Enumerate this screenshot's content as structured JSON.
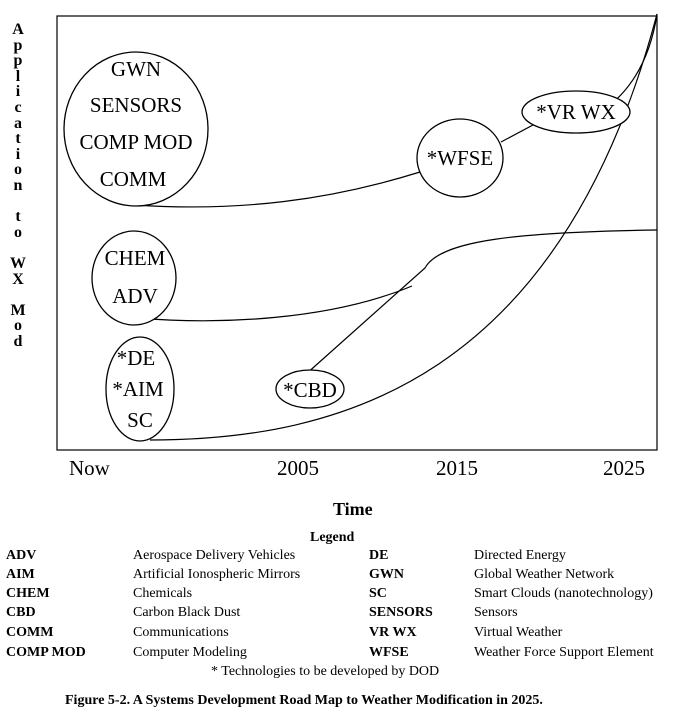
{
  "y_axis_label": "Application to WX Mod",
  "x_axis": {
    "label": "Time",
    "ticks": [
      "Now",
      "2005",
      "2015",
      "2025"
    ]
  },
  "nodes": {
    "group_top": [
      "GWN",
      "SENSORS",
      "COMP MOD",
      "COMM"
    ],
    "group_mid": [
      "CHEM",
      "ADV"
    ],
    "group_low": [
      "*DE",
      "*AIM",
      "SC"
    ],
    "cbd": "*CBD",
    "wfse": "*WFSE",
    "vrwx": "*VR WX"
  },
  "legend": {
    "title": "Legend",
    "left": [
      {
        "abbr": "ADV",
        "def": "Aerospace Delivery Vehicles"
      },
      {
        "abbr": "AIM",
        "def": "Artificial Ionospheric Mirrors"
      },
      {
        "abbr": "CHEM",
        "def": "Chemicals"
      },
      {
        "abbr": "CBD",
        "def": "Carbon Black Dust"
      },
      {
        "abbr": "COMM",
        "def": "Communications"
      },
      {
        "abbr": "COMP MOD",
        "def": "Computer Modeling"
      }
    ],
    "right": [
      {
        "abbr": "DE",
        "def": "Directed Energy"
      },
      {
        "abbr": "GWN",
        "def": "Global Weather Network"
      },
      {
        "abbr": "SC",
        "def": "Smart Clouds (nanotechnology)"
      },
      {
        "abbr": "SENSORS",
        "def": "Sensors"
      },
      {
        "abbr": "VR WX",
        "def": "Virtual Weather"
      },
      {
        "abbr": "WFSE",
        "def": "Weather Force Support Element"
      }
    ],
    "footnote": "*  Technologies to be developed by DOD"
  },
  "caption": "Figure 5-2.  A Systems Development Road Map to Weather Modification in 2025."
}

> _Task objective_
Leave out the pictures and copy every record above exactly.

> _Solution to this exercise_
Enumerate this screenshot's content as structured JSON.
{
  "y_axis_label": "Application to WX Mod",
  "x_axis": {
    "label": "Time",
    "ticks": [
      "Now",
      "2005",
      "2015",
      "2025"
    ]
  },
  "nodes": {
    "group_top": [
      "GWN",
      "SENSORS",
      "COMP MOD",
      "COMM"
    ],
    "group_mid": [
      "CHEM",
      "ADV"
    ],
    "group_low": [
      "*DE",
      "*AIM",
      "SC"
    ],
    "cbd": "*CBD",
    "wfse": "*WFSE",
    "vrwx": "*VR WX"
  },
  "legend": {
    "title": "Legend",
    "left": [
      {
        "abbr": "ADV",
        "def": "Aerospace Delivery Vehicles"
      },
      {
        "abbr": "AIM",
        "def": "Artificial Ionospheric Mirrors"
      },
      {
        "abbr": "CHEM",
        "def": "Chemicals"
      },
      {
        "abbr": "CBD",
        "def": "Carbon Black Dust"
      },
      {
        "abbr": "COMM",
        "def": "Communications"
      },
      {
        "abbr": "COMP MOD",
        "def": "Computer Modeling"
      }
    ],
    "right": [
      {
        "abbr": "DE",
        "def": "Directed Energy"
      },
      {
        "abbr": "GWN",
        "def": "Global Weather Network"
      },
      {
        "abbr": "SC",
        "def": "Smart Clouds (nanotechnology)"
      },
      {
        "abbr": "SENSORS",
        "def": "Sensors"
      },
      {
        "abbr": "VR WX",
        "def": "Virtual Weather"
      },
      {
        "abbr": "WFSE",
        "def": "Weather Force Support Element"
      }
    ],
    "footnote": "*  Technologies to be developed by DOD"
  },
  "caption": "Figure 5-2.  A Systems Development Road Map to Weather Modification in 2025."
}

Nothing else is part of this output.